_TASK REQUIREMENTS_
Select, from the material below, each line with "corsci" in it.
* * * * *
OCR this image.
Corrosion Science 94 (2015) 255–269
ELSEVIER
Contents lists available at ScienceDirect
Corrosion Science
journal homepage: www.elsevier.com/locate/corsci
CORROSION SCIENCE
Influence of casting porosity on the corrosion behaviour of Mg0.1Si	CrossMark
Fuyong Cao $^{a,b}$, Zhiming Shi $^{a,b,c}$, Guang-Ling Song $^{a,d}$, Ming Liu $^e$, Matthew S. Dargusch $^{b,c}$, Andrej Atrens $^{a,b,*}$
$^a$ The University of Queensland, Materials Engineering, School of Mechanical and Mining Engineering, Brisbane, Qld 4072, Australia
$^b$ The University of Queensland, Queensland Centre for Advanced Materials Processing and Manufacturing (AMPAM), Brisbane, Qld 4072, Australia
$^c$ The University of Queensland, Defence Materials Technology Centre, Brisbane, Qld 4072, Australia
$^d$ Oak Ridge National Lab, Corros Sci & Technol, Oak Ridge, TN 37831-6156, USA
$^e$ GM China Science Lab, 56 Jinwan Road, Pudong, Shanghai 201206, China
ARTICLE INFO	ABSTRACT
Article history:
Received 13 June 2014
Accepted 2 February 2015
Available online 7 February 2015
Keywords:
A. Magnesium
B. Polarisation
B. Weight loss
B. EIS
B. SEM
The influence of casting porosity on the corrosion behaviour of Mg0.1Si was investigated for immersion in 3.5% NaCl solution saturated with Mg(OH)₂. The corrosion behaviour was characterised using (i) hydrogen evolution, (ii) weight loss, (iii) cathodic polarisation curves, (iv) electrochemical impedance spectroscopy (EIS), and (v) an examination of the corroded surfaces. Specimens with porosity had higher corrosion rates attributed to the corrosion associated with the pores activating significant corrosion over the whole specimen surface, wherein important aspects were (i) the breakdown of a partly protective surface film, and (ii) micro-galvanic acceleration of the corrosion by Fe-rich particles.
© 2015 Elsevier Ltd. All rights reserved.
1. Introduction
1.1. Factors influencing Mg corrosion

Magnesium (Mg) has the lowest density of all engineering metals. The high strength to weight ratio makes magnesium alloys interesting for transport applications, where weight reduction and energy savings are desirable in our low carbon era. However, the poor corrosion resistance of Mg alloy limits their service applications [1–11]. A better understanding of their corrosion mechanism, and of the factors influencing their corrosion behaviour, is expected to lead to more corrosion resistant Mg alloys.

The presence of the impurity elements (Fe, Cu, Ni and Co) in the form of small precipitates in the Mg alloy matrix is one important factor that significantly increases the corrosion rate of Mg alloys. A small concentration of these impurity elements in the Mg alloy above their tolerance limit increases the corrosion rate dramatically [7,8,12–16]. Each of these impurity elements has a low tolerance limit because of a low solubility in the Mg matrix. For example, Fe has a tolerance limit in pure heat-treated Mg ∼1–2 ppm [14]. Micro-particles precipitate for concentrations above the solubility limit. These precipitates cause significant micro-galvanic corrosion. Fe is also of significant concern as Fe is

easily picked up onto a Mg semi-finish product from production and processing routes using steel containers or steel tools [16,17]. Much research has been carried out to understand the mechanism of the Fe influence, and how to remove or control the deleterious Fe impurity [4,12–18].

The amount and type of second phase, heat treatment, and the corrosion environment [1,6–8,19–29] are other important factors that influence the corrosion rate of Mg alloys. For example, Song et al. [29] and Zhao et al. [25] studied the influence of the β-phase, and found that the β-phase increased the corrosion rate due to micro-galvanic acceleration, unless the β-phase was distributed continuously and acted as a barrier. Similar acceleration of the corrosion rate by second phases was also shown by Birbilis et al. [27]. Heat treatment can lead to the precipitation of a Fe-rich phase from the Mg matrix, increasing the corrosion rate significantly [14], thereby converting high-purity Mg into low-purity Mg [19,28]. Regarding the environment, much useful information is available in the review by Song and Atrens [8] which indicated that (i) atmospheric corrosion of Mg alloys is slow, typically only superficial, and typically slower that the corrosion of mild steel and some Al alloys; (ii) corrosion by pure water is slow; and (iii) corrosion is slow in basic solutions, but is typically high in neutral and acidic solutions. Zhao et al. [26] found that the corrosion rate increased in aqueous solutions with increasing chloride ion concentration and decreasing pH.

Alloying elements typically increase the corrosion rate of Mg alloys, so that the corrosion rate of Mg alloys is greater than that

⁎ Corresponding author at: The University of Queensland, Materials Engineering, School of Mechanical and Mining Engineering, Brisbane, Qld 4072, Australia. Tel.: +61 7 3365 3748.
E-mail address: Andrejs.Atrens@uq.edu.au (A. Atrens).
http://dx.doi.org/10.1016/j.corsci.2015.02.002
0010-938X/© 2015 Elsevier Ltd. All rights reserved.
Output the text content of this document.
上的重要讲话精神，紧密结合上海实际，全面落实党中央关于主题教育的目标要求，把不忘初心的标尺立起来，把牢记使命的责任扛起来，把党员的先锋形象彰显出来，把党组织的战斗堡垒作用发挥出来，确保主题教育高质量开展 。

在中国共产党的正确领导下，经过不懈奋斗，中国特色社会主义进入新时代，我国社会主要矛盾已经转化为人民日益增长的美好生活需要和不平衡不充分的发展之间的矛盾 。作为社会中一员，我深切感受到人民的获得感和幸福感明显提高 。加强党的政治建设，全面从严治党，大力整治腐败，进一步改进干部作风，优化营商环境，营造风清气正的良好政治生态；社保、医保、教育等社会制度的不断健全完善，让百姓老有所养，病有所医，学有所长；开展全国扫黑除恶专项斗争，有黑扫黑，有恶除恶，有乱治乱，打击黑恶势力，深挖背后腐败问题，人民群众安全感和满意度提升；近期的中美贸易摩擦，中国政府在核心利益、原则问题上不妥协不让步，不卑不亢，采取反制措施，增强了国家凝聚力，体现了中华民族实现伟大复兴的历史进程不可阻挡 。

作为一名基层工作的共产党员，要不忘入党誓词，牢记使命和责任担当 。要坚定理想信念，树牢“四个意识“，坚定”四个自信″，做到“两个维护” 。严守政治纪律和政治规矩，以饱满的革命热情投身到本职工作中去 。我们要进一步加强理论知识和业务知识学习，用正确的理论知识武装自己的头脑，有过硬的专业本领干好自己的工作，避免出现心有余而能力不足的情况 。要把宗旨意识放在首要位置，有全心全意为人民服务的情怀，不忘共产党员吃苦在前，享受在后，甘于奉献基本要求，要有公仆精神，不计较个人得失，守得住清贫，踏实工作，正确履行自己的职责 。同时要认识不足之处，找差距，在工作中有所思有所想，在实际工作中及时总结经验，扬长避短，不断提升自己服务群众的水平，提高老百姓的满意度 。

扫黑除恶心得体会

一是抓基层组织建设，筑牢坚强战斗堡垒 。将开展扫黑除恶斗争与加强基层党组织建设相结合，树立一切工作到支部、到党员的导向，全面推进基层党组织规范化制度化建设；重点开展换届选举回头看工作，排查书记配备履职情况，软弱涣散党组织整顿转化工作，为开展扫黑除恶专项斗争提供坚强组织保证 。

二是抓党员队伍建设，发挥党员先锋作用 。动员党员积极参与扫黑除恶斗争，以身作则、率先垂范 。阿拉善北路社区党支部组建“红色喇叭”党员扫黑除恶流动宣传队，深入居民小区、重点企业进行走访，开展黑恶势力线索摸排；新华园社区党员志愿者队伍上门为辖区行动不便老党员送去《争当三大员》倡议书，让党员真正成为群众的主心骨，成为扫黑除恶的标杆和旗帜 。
* * * * *
_THE ANSWER_
journal homepage: www.elsevier.com/locate/corsci
http://dx.doi.org/10.1016/j.corsci.2015.02.002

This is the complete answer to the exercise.